Only a number is expected: how many lines in the data below contain the word "JSON".

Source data
— Start —

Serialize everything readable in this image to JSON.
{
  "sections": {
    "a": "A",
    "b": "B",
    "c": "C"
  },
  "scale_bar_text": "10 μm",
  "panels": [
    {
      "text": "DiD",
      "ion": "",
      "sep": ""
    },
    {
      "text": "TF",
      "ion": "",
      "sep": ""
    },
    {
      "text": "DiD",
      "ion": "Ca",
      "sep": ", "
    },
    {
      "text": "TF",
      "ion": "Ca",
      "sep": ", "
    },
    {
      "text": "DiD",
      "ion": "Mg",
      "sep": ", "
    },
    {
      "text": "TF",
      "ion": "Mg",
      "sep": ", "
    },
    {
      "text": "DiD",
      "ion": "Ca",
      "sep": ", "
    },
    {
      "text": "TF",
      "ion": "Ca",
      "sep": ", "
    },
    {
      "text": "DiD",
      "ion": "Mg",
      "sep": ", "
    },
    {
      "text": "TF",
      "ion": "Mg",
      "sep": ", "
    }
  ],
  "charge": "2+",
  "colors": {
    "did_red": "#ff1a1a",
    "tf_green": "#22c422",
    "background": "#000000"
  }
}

— End —
— Start —

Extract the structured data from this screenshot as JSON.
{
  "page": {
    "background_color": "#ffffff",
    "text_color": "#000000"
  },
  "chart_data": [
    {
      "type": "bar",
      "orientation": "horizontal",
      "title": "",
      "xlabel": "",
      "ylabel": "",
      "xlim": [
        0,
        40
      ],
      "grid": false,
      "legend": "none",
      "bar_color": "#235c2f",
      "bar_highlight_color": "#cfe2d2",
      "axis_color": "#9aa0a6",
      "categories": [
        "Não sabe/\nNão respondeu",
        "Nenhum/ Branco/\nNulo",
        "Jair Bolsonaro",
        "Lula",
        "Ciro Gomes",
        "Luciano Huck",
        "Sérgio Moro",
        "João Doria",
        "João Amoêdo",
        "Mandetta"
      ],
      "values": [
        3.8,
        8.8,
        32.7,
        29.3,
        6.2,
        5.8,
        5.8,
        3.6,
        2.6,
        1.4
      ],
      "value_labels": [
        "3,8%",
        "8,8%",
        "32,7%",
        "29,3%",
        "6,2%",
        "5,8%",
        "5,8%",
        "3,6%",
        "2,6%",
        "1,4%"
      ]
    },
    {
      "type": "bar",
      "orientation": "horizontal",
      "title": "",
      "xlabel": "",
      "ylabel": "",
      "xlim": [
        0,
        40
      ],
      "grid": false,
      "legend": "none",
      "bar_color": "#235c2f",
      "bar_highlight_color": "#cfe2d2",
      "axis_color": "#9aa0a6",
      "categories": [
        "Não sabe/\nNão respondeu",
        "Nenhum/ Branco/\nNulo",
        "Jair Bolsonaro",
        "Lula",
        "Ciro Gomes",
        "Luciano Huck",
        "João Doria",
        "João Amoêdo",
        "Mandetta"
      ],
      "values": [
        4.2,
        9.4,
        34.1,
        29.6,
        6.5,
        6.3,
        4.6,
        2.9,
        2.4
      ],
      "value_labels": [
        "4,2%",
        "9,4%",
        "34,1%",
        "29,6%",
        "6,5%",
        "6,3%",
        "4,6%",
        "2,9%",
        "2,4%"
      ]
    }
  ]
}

— End —

> TASK SOLUTION
2